[Saved entries]
########
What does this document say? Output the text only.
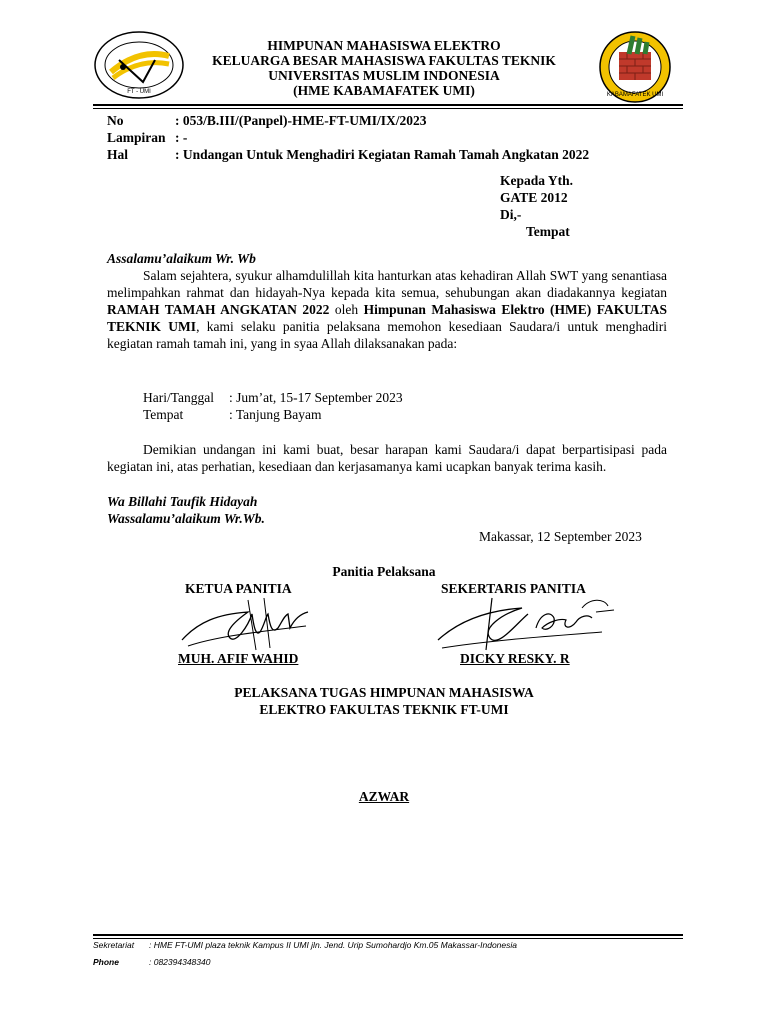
FT - UMI	KABAMAFATEK UMI
HIMPUNAN MAHASISWA ELEKTRO
KELUARGA BESAR MAHASISWA FAKULTAS TEKNIK
UNIVERSITAS MUSLIM INDONESIA
(HME KABAMAFATEK UMI)
No	: 053/B.III/(Panpel)-HME-FT-UMI/IX/2023
Lampiran : -
Hal	: Undangan Untuk Menghadiri Kegiatan Ramah Tamah Angkatan 2022
Kepada Yth.
GATE 2012
Di,-
Tempat
Assalamu’alaikum Wr. Wb
Salam sejahtera, syukur alhamdulillah kita hanturkan atas kehadiran Allah SWT yang senantiasa melimpahkan rahmat dan hidayah-Nya kepada kita semua, sehubungan akan diadakannya kegiatan RAMAH TAMAH ANGKATAN 2022 oleh Himpunan Mahasiswa Elektro (HME) FAKULTAS TEKNIK UMI, kami selaku panitia pelaksana memohon kesediaan Saudara/i untuk menghadiri kegiatan ramah tamah ini, yang in syaa Allah dilaksanakan pada:
Hari/Tanggal : Jum’at, 15-17 September 2023
Tempat	: Tanjung Bayam
Demikian undangan ini kami buat, besar harapan kami Saudara/i dapat berpartisipasi pada kegiatan ini, atas perhatian, kesediaan dan kerjasamanya kami ucapkan banyak terima kasih.
Wa Billahi Taufik Hidayah
Wassalamu’alaikum Wr.Wb.
Makassar, 12 September 2023
Panitia Pelaksana
KETUA PANITIA	SEKERTARIS PANITIA
MUH. AFIF WAHID	DICKY RESKY. R
PELAKSANA TUGAS HIMPUNAN MAHASISWA
ELEKTRO FAKULTAS TEKNIK FT-UMI
AZWAR
Sekretariat : HME FT-UMI plaza teknik Kampus II UMI jln. Jend. Urip Sumohardjo Km.05 Makassar-Indonesia
Phone	: 082394348340
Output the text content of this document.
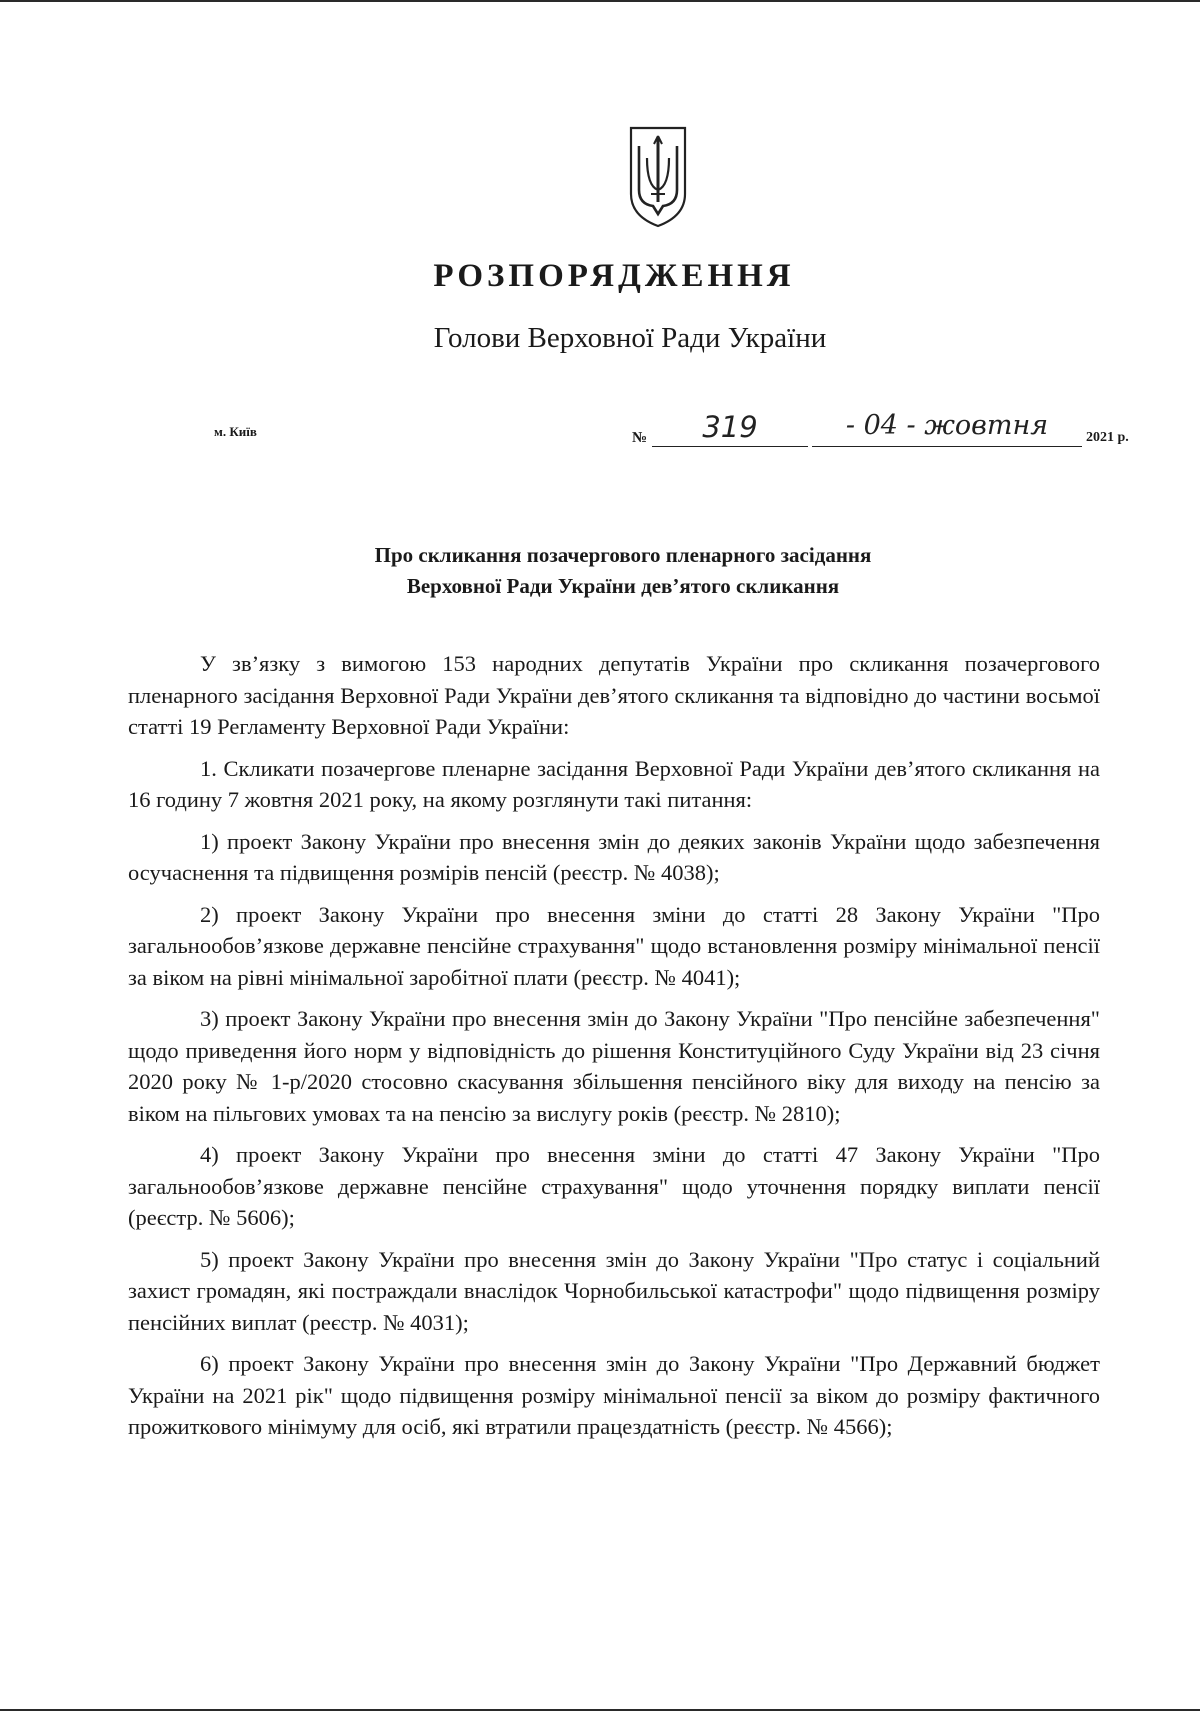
РОЗПОРЯДЖЕННЯ
Голови Верховної Ради України
м. Київ	№	319	- 04 - жовтня	2021 р.
Про скликання позачергового пленарного засідання
Верховної Ради України дев’ятого скликання

У зв’язку з вимогою 153 народних депутатів України про скликання позачергового пленарного засідання Верховної Ради України дев’ятого скликання та відповідно до частини восьмої статті 19 Регламенту Верховної Ради України:

1. Скликати позачергове пленарне засідання Верховної Ради України дев’ятого скликання на 16 годину 7 жовтня 2021 року, на якому розглянути такі питання:

1) проект Закону України про внесення змін до деяких законів України щодо забезпечення осучаснення та підвищення розмірів пенсій (реєстр. № 4038);

2) проект Закону України про внесення зміни до статті 28 Закону України "Про загальнообов’язкове державне пенсійне страхування" щодо встановлення розміру мінімальної пенсії за віком на рівні мінімальної заробітної плати (реєстр. № 4041);

3) проект Закону України про внесення змін до Закону України "Про пенсійне забезпечення" щодо приведення його норм у відповідність до рішення Конституційного Суду України від 23 січня 2020 року № 1-р/2020 стосовно скасування збільшення пенсійного віку для виходу на пенсію за віком на пільгових умовах та на пенсію за вислугу років (реєстр. № 2810);

4) проект Закону України про внесення зміни до статті 47 Закону України "Про загальнообов’язкове державне пенсійне страхування" щодо уточнення порядку виплати пенсії (реєстр. № 5606);

5) проект Закону України про внесення змін до Закону України "Про статус і соціальний захист громадян, які постраждали внаслідок Чорнобильської катастрофи" щодо підвищення розміру пенсійних виплат (реєстр. № 4031);

6) проект Закону України про внесення змін до Закону України "Про Державний бюджет України на 2021 рік" щодо підвищення розміру мінімальної пенсії за віком до розміру фактичного прожиткового мінімуму для осіб, які втратили працездатність (реєстр. № 4566);
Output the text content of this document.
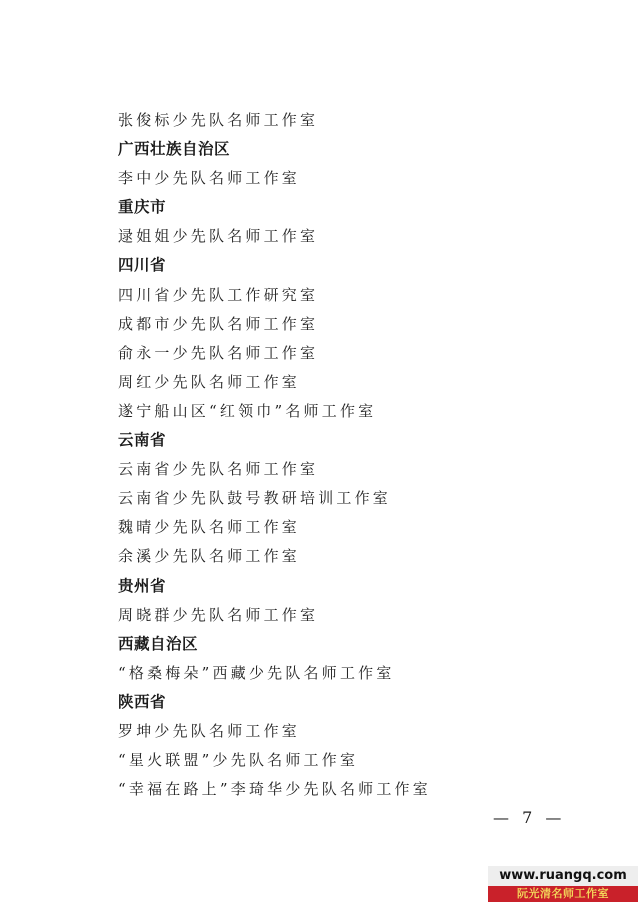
张俊标少先队名师工作室
广西壮族自治区
李中少先队名师工作室
重庆市
逯姐姐少先队名师工作室
四川省
四川省少先队工作研究室
成都市少先队名师工作室
俞永一少先队名师工作室
周红少先队名师工作室
遂宁船山区“红领巾”名师工作室
云南省
云南省少先队名师工作室
云南省少先队鼓号教研培训工作室
魏晴少先队名师工作室
余溪少先队名师工作室
贵州省
周晓群少先队名师工作室
西藏自治区
“格桑梅朵”西藏少先队名师工作室
陕西省
罗坤少先队名师工作室
“星火联盟”少先队名师工作室
“幸福在路上”李琦华少先队名师工作室
— 7 —
www.ruangq.com
阮光清名师工作室
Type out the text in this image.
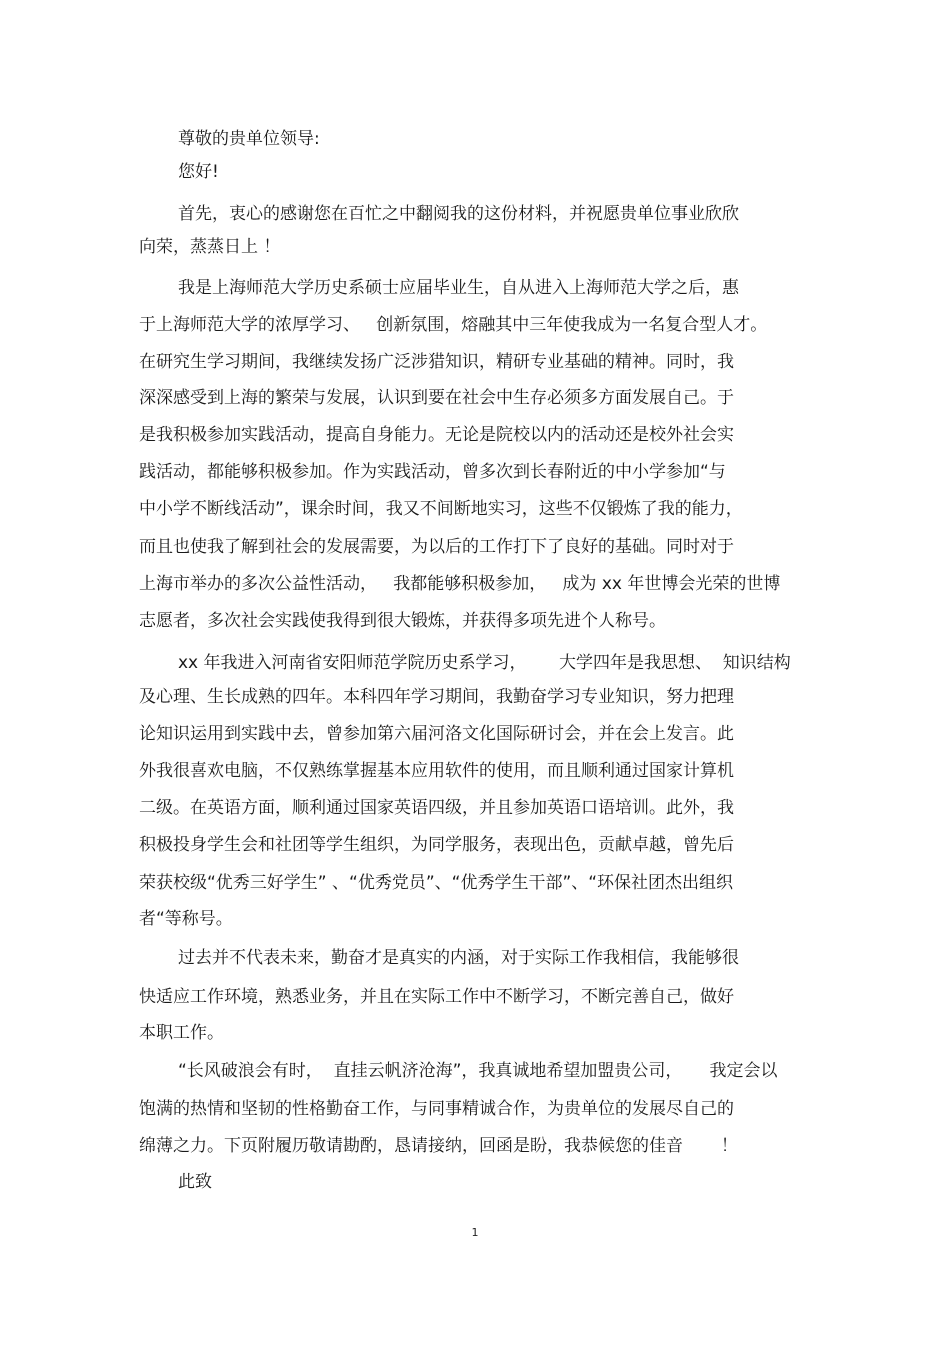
尊敬的贵单位领导:
您好!
首先，衷心的感谢您在百忙之中翻阅我的这份材料，并祝愿贵单位事业欣欣
向荣，蒸蒸日上 ！
我是上海师范大学历史系硕士应届毕业生，自从进入上海师范大学之后，惠
于上海师范大学的浓厚学习、   创新氛围，熔融其中三年使我成为一名复合型人才。
在研究生学习期间，我继续发扬广泛涉猎知识，精研专业基础的精神。同时，我
深深感受到上海的繁荣与发展，认识到要在社会中生存必须多方面发展自己。于
是我积极参加实践活动，提高自身能力。无论是院校以内的活动还是校外社会实
践活动，都能够积极参加。作为实践活动，曾多次到长春附近的中小学参加“与
中小学不断线活动”，课余时间，我又不间断地实习，这些不仅锻炼了我的能力，
而且也使我了解到社会的发展需要，为以后的工作打下了良好的基础。同时对于
上海市举办的多次公益性活动，   我都能够积极参加，   成为 xx 年世博会光荣的世博
志愿者，多次社会实践使我得到很大锻炼，并获得多项先进个人称号。
xx 年我进入河南省安阳师范学院历史系学习，      大学四年是我思想、  知识结构
及心理、生长成熟的四年。本科四年学习期间，我勤奋学习专业知识，努力把理
论知识运用到实践中去，曾参加第六届河洛文化国际研讨会，并在会上发言。此
外我很喜欢电脑，不仅熟练掌握基本应用软件的使用，而且顺利通过国家计算机
二级。在英语方面，顺利通过国家英语四级，并且参加英语口语培训。此外，我
积极投身学生会和社团等学生组织，为同学服务，表现出色，贡献卓越，曾先后
荣获校级“优秀三好学生” 、“优秀党员”、“优秀学生干部”、“环保社团杰出组织
者“等称号。
过去并不代表未来，勤奋才是真实的内涵，对于实际工作我相信，我能够很
快适应工作环境，熟悉业务，并且在实际工作中不断学习，不断完善自己，做好
本职工作。
“长风破浪会有时，  直挂云帆济沧海”，我真诚地希望加盟贵公司，     我定会以
饱满的热情和坚韧的性格勤奋工作，与同事精诚合作，为贵单位的发展尽自己的
绵薄之力。下页附履历敬请勘酌，恳请接纳，回函是盼，我恭候您的佳音       ！
此致
1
########
- _What is required_:
Copy the records above exactly. The pictures are not part of the copy.

- _Correct answer_:
What does this document say? Output the text only.
FT - UMI	KABAMAFATEK UMI
HIMPUNAN MAHASISWA ELEKTRO
KELUARGA BESAR MAHASISWA FAKULTAS TEKNIK
UNIVERSITAS MUSLIM INDONESIA
(HME KABAMAFATEK UMI)
No	: 053/B.III/(Panpel)-HME-FT-UMI/IX/2023
Lampiran : -
Hal	: Undangan Untuk Menghadiri Kegiatan Ramah Tamah Angkatan 2022
Kepada Yth.
GATE 2012
Di,-
Tempat
Assalamu’alaikum Wr. Wb
Salam sejahtera, syukur alhamdulillah kita hanturkan atas kehadiran Allah SWT yang senantiasa melimpahkan rahmat dan hidayah-Nya kepada kita semua, sehubungan akan diadakannya kegiatan RAMAH TAMAH ANGKATAN 2022 oleh Himpunan Mahasiswa Elektro (HME) FAKULTAS TEKNIK UMI, kami selaku panitia pelaksana memohon kesediaan Saudara/i untuk menghadiri kegiatan ramah tamah ini, yang in syaa Allah dilaksanakan pada:
Hari/Tanggal : Jum’at, 15-17 September 2023
Tempat	: Tanjung Bayam
Demikian undangan ini kami buat, besar harapan kami Saudara/i dapat berpartisipasi pada kegiatan ini, atas perhatian, kesediaan dan kerjasamanya kami ucapkan banyak terima kasih.
Wa Billahi Taufik Hidayah
Wassalamu’alaikum Wr.Wb.
Makassar, 12 September 2023
Panitia Pelaksana
KETUA PANITIA	SEKERTARIS PANITIA
MUH. AFIF WAHID	DICKY RESKY. R
PELAKSANA TUGAS HIMPUNAN MAHASISWA
ELEKTRO FAKULTAS TEKNIK FT-UMI
AZWAR
Sekretariat : HME FT-UMI plaza teknik Kampus II UMI jln. Jend. Urip Sumohardjo Km.05 Makassar-Indonesia
Phone	: 082394348340
Output the text content of this document.
РОЗПОРЯДЖЕННЯ
Голови Верховної Ради України
м. Київ	№	319	- 04 - жовтня	2021 р.
Про скликання позачергового пленарного засідання
Верховної Ради України дев’ятого скликання

У зв’язку з вимогою 153 народних депутатів України про скликання позачергового пленарного засідання Верховної Ради України дев’ятого скликання та відповідно до частини восьмої статті 19 Регламенту Верховної Ради України:

1. Скликати позачергове пленарне засідання Верховної Ради України дев’ятого скликання на 16 годину 7 жовтня 2021 року, на якому розглянути такі питання:

1) проект Закону України про внесення змін до деяких законів України щодо забезпечення осучаснення та підвищення розмірів пенсій (реєстр. № 4038);

2) проект Закону України про внесення зміни до статті 28 Закону України "Про загальнообов’язкове державне пенсійне страхування" щодо встановлення розміру мінімальної пенсії за віком на рівні мінімальної заробітної плати (реєстр. № 4041);

3) проект Закону України про внесення змін до Закону України "Про пенсійне забезпечення" щодо приведення його норм у відповідність до рішення Конституційного Суду України від 23 січня 2020 року № 1-р/2020 стосовно скасування збільшення пенсійного віку для виходу на пенсію за віком на пільгових умовах та на пенсію за вислугу років (реєстр. № 2810);

4) проект Закону України про внесення зміни до статті 47 Закону України "Про загальнообов’язкове державне пенсійне страхування" щодо уточнення порядку виплати пенсії (реєстр. № 5606);

5) проект Закону України про внесення змін до Закону України "Про статус і соціальний захист громадян, які постраждали внаслідок Чорнобильської катастрофи" щодо підвищення розміру пенсійних виплат (реєстр. № 4031);

6) проект Закону України про внесення змін до Закону України "Про Державний бюджет України на 2021 рік" щодо підвищення розміру мінімальної пенсії за віком до розміру фактичного прожиткового мінімуму для осіб, які втратили працездатність (реєстр. № 4566);
Output the text content of this document.
张俊标少先队名师工作室
广西壮族自治区
李中少先队名师工作室
重庆市
逯姐姐少先队名师工作室
四川省
四川省少先队工作研究室
成都市少先队名师工作室
俞永一少先队名师工作室
周红少先队名师工作室
遂宁船山区“红领巾”名师工作室
云南省
云南省少先队名师工作室
云南省少先队鼓号教研培训工作室
魏晴少先队名师工作室
余溪少先队名师工作室
贵州省
周晓群少先队名师工作室
西藏自治区
“格桑梅朵”西藏少先队名师工作室
陕西省
罗坤少先队名师工作室
“星火联盟”少先队名师工作室
“幸福在路上”李琦华少先队名师工作室
— 7 —
www.ruangq.com
阮光清名师工作室
Type out the text in this image.
尊敬的贵单位领导:
您好!
首先，衷心的感谢您在百忙之中翻阅我的这份材料，并祝愿贵单位事业欣欣
向荣，蒸蒸日上 ！
我是上海师范大学历史系硕士应届毕业生，自从进入上海师范大学之后，惠
于上海师范大学的浓厚学习、   创新氛围，熔融其中三年使我成为一名复合型人才。
在研究生学习期间，我继续发扬广泛涉猎知识，精研专业基础的精神。同时，我
深深感受到上海的繁荣与发展，认识到要在社会中生存必须多方面发展自己。于
是我积极参加实践活动，提高自身能力。无论是院校以内的活动还是校外社会实
践活动，都能够积极参加。作为实践活动，曾多次到长春附近的中小学参加“与
中小学不断线活动”，课余时间，我又不间断地实习，这些不仅锻炼了我的能力，
而且也使我了解到社会的发展需要，为以后的工作打下了良好的基础。同时对于
上海市举办的多次公益性活动，   我都能够积极参加，   成为 xx 年世博会光荣的世博
志愿者，多次社会实践使我得到很大锻炼，并获得多项先进个人称号。
xx 年我进入河南省安阳师范学院历史系学习，      大学四年是我思想、  知识结构
及心理、生长成熟的四年。本科四年学习期间，我勤奋学习专业知识，努力把理
论知识运用到实践中去，曾参加第六届河洛文化国际研讨会，并在会上发言。此
外我很喜欢电脑，不仅熟练掌握基本应用软件的使用，而且顺利通过国家计算机
二级。在英语方面，顺利通过国家英语四级，并且参加英语口语培训。此外，我
积极投身学生会和社团等学生组织，为同学服务，表现出色，贡献卓越，曾先后
荣获校级“优秀三好学生” 、“优秀党员”、“优秀学生干部”、“环保社团杰出组织
者“等称号。
过去并不代表未来，勤奋才是真实的内涵，对于实际工作我相信，我能够很
快适应工作环境，熟悉业务，并且在实际工作中不断学习，不断完善自己，做好
本职工作。
“长风破浪会有时，  直挂云帆济沧海”，我真诚地希望加盟贵公司，     我定会以
饱满的热情和坚韧的性格勤奋工作，与同事精诚合作，为贵单位的发展尽自己的
绵薄之力。下页附履历敬请勘酌，恳请接纳，回函是盼，我恭候您的佳音       ！
此致
1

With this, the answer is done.